▶ TO DO: From the listing that follows, output everything exactly except the pictures.

* START SUPPLIED RECORDS *

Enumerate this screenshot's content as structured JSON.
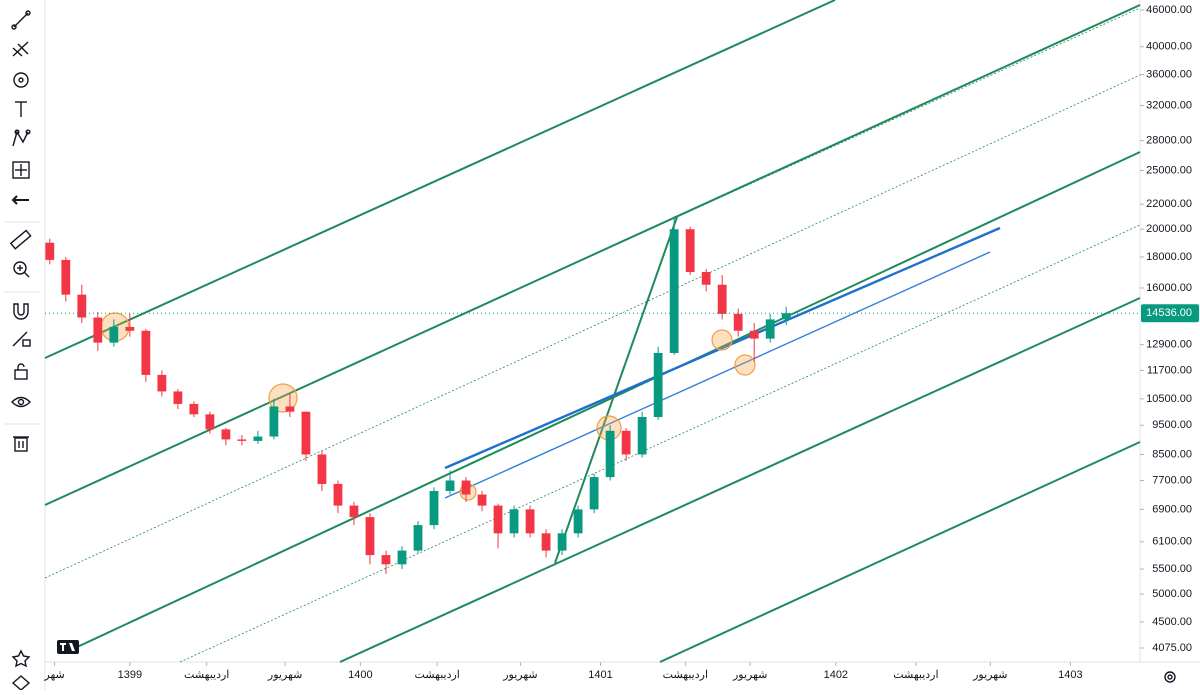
{
  "chart_data": {
    "type": "candlestick",
    "log_scale": true,
    "grid": false,
    "up_color": "#089981",
    "down_color": "#f23645",
    "x": [
      0,
      1,
      2,
      3,
      4,
      5,
      6,
      7,
      8,
      9,
      10,
      11,
      12,
      13,
      14,
      15,
      16,
      17,
      18,
      19,
      20,
      21,
      22,
      23,
      24,
      25,
      26,
      27,
      28,
      29,
      30,
      31,
      32,
      33,
      34,
      35,
      36,
      37,
      38,
      39,
      40,
      41,
      42,
      43,
      44,
      45,
      46
    ],
    "open": [
      19000,
      17800,
      15600,
      14300,
      13000,
      13800,
      13600,
      11500,
      10800,
      10300,
      9900,
      9350,
      9000,
      8950,
      9100,
      10200,
      10000,
      8500,
      7600,
      7000,
      6700,
      5800,
      5600,
      5900,
      6500,
      7400,
      7700,
      7300,
      7000,
      6300,
      6900,
      6300,
      5900,
      6300,
      6900,
      7800,
      9300,
      8500,
      9800,
      12500,
      20000,
      17000,
      16200,
      14500,
      13600,
      13200,
      14200
    ],
    "high": [
      19300,
      18000,
      16200,
      14600,
      14200,
      14500,
      13700,
      11700,
      10900,
      10400,
      10000,
      9400,
      9150,
      9300,
      10500,
      10700,
      10000,
      8600,
      7700,
      7100,
      6800,
      5900,
      6000,
      6600,
      7500,
      8000,
      7800,
      7400,
      7050,
      7000,
      7000,
      6400,
      6400,
      7000,
      7900,
      9500,
      9400,
      10000,
      12800,
      21000,
      20200,
      17200,
      16800,
      14800,
      14000,
      14500,
      14900
    ],
    "low": [
      17500,
      15200,
      14000,
      12600,
      12800,
      13300,
      11200,
      10600,
      10100,
      9800,
      9200,
      8800,
      8800,
      8850,
      9000,
      9800,
      8300,
      7400,
      6800,
      6500,
      5600,
      5400,
      5500,
      5850,
      6400,
      7300,
      7100,
      6850,
      5950,
      6200,
      6200,
      5750,
      5800,
      6200,
      6800,
      7700,
      8300,
      8400,
      9700,
      12400,
      16800,
      15800,
      14200,
      13300,
      12100,
      13000,
      13900
    ],
    "close": [
      17800,
      15600,
      14300,
      13000,
      13800,
      13600,
      11500,
      10800,
      10300,
      9900,
      9350,
      9000,
      8950,
      9100,
      10200,
      10000,
      8500,
      7600,
      7000,
      6700,
      5800,
      5600,
      5900,
      6500,
      7400,
      7700,
      7300,
      7000,
      6300,
      6900,
      6300,
      5900,
      6300,
      6900,
      7800,
      9300,
      8500,
      9800,
      12500,
      20000,
      17000,
      16200,
      14500,
      13600,
      13200,
      14200,
      14536
    ],
    "xlim": [
      -0.3,
      68.1
    ],
    "xticks": [
      {
        "value": 0.3,
        "label": "شهر"
      },
      {
        "value": 5,
        "label": "1399"
      },
      {
        "value": 9.8,
        "label": "اردیبهشت"
      },
      {
        "value": 14.7,
        "label": "شهریور"
      },
      {
        "value": 19.4,
        "label": "1400"
      },
      {
        "value": 24.2,
        "label": "اردیبهشت"
      },
      {
        "value": 29.4,
        "label": "شهریور"
      },
      {
        "value": 34.4,
        "label": "1401"
      },
      {
        "value": 39.7,
        "label": "اردیبهشت"
      },
      {
        "value": 43.75,
        "label": "شهریور"
      },
      {
        "value": 49.1,
        "label": "1402"
      },
      {
        "value": 54.1,
        "label": "اردیبهشت"
      },
      {
        "value": 58.75,
        "label": "شهریور"
      },
      {
        "value": 63.75,
        "label": "1403"
      }
    ],
    "ylim": [
      3864,
      47780
    ],
    "yticks": [
      {
        "value": 46000,
        "label": "46000.00"
      },
      {
        "value": 40000,
        "label": "40000.00"
      },
      {
        "value": 36000,
        "label": "36000.00"
      },
      {
        "value": 32000,
        "label": "32000.00"
      },
      {
        "value": 28000,
        "label": "28000.00"
      },
      {
        "value": 25000,
        "label": "25000.00"
      },
      {
        "value": 22000,
        "label": "22000.00"
      },
      {
        "value": 20000,
        "label": "20000.00"
      },
      {
        "value": 18000,
        "label": "18000.00"
      },
      {
        "value": 16000,
        "label": "16000.00"
      },
      {
        "value": 12900,
        "label": "12900.00"
      },
      {
        "value": 11700,
        "label": "11700.00"
      },
      {
        "value": 10500,
        "label": "10500.00"
      },
      {
        "value": 9500,
        "label": "9500.00"
      },
      {
        "value": 8500,
        "label": "8500.00"
      },
      {
        "value": 7700,
        "label": "7700.00"
      },
      {
        "value": 6900,
        "label": "6900.00"
      },
      {
        "value": 6100,
        "label": "6100.00"
      },
      {
        "value": 5500,
        "label": "5500.00"
      },
      {
        "value": 5000,
        "label": "5000.00"
      },
      {
        "value": 4500,
        "label": "4500.00"
      },
      {
        "value": 4075,
        "label": "4075.00"
      }
    ],
    "last_price": {
      "value": 14536,
      "label": "14536.00"
    }
  }
}
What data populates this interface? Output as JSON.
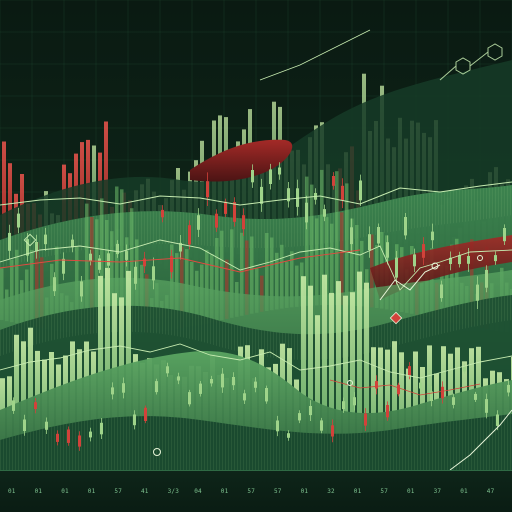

* END SUPPLIED RECORDS *

▶ EXERCISE OUTPUT:
Enumerate this screenshot's content as structured JSON.
{
  "chart_data": {
    "type": "candlestick",
    "log_scale": true,
    "grid": false,
    "up_color": "#089981",
    "down_color": "#f23645",
    "x": [
      0,
      1,
      2,
      3,
      4,
      5,
      6,
      7,
      8,
      9,
      10,
      11,
      12,
      13,
      14,
      15,
      16,
      17,
      18,
      19,
      20,
      21,
      22,
      23,
      24,
      25,
      26,
      27,
      28,
      29,
      30,
      31,
      32,
      33,
      34,
      35,
      36,
      37,
      38,
      39,
      40,
      41,
      42,
      43,
      44,
      45,
      46
    ],
    "open": [
      19000,
      17800,
      15600,
      14300,
      13000,
      13800,
      13600,
      11500,
      10800,
      10300,
      9900,
      9350,
      9000,
      8950,
      9100,
      10200,
      10000,
      8500,
      7600,
      7000,
      6700,
      5800,
      5600,
      5900,
      6500,
      7400,
      7700,
      7300,
      7000,
      6300,
      6900,
      6300,
      5900,
      6300,
      6900,
      7800,
      9300,
      8500,
      9800,
      12500,
      20000,
      17000,
      16200,
      14500,
      13600,
      13200,
      14200
    ],
    "high": [
      19300,
      18000,
      16200,
      14600,
      14200,
      14500,
      13700,
      11700,
      10900,
      10400,
      10000,
      9400,
      9150,
      9300,
      10500,
      10700,
      10000,
      8600,
      7700,
      7100,
      6800,
      5900,
      6000,
      6600,
      7500,
      8000,
      7800,
      7400,
      7050,
      7000,
      7000,
      6400,
      6400,
      7000,
      7900,
      9500,
      9400,
      10000,
      12800,
      21000,
      20200,
      17200,
      16800,
      14800,
      14000,
      14500,
      14900
    ],
    "low": [
      17500,
      15200,
      14000,
      12600,
      12800,
      13300,
      11200,
      10600,
      10100,
      9800,
      9200,
      8800,
      8800,
      8850,
      9000,
      9800,
      8300,
      7400,
      6800,
      6500,
      5600,
      5400,
      5500,
      5850,
      6400,
      7300,
      7100,
      6850,
      5950,
      6200,
      6200,
      5750,
      5800,
      6200,
      6800,
      7700,
      8300,
      8400,
      9700,
      12400,
      16800,
      15800,
      14200,
      13300,
      12100,
      13000,
      13900
    ],
    "close": [
      17800,
      15600,
      14300,
      13000,
      13800,
      13600,
      11500,
      10800,
      10300,
      9900,
      9350,
      9000,
      8950,
      9100,
      10200,
      10000,
      8500,
      7600,
      7000,
      6700,
      5800,
      5600,
      5900,
      6500,
      7400,
      7700,
      7300,
      7000,
      6300,
      6900,
      6300,
      5900,
      6300,
      6900,
      7800,
      9300,
      8500,
      9800,
      12500,
      20000,
      17000,
      16200,
      14500,
      13600,
      13200,
      14200,
      14536
    ],
    "xlim": [
      -0.3,
      68.1
    ],
    "xticks": [
      {
        "value": 0.3,
        "label": "شهر"
      },
      {
        "value": 5,
        "label": "1399"
      },
      {
        "value": 9.8,
        "label": "اردیبهشت"
      },
      {
        "value": 14.7,
        "label": "شهریور"
      },
      {
        "value": 19.4,
        "label": "1400"
      },
      {
        "value": 24.2,
        "label": "اردیبهشت"
      },
      {
        "value": 29.4,
        "label": "شهریور"
      },
      {
        "value": 34.4,
        "label": "1401"
      },
      {
        "value": 39.7,
        "label": "اردیبهشت"
      },
      {
        "value": 43.75,
        "label": "شهریور"
      },
      {
        "value": 49.1,
        "label": "1402"
      },
      {
        "value": 54.1,
        "label": "اردیبهشت"
      },
      {
        "value": 58.75,
        "label": "شهریور"
      },
      {
        "value": 63.75,
        "label": "1403"
      }
    ],
    "ylim": [
      3864,
      47780
    ],
    "yticks": [
      {
        "value": 46000,
        "label": "46000.00"
      },
      {
        "value": 40000,
        "label": "40000.00"
      },
      {
        "value": 36000,
        "label": "36000.00"
      },
      {
        "value": 32000,
        "label": "32000.00"
      },
      {
        "value": 28000,
        "label": "28000.00"
      },
      {
        "value": 25000,
        "label": "25000.00"
      },
      {
        "value": 22000,
        "label": "22000.00"
      },
      {
        "value": 20000,
        "label": "20000.00"
      },
      {
        "value": 18000,
        "label": "18000.00"
      },
      {
        "value": 16000,
        "label": "16000.00"
      },
      {
        "value": 12900,
        "label": "12900.00"
      },
      {
        "value": 11700,
        "label": "11700.00"
      },
      {
        "value": 10500,
        "label": "10500.00"
      },
      {
        "value": 9500,
        "label": "9500.00"
      },
      {
        "value": 8500,
        "label": "8500.00"
      },
      {
        "value": 7700,
        "label": "7700.00"
      },
      {
        "value": 6900,
        "label": "6900.00"
      },
      {
        "value": 6100,
        "label": "6100.00"
      },
      {
        "value": 5500,
        "label": "5500.00"
      },
      {
        "value": 5000,
        "label": "5000.00"
      },
      {
        "value": 4500,
        "label": "4500.00"
      },
      {
        "value": 4075,
        "label": "4075.00"
      }
    ],
    "last_price": {
      "value": 14536,
      "label": "14536.00"
    }
  }
}
What data populates this interface? Output as JSON.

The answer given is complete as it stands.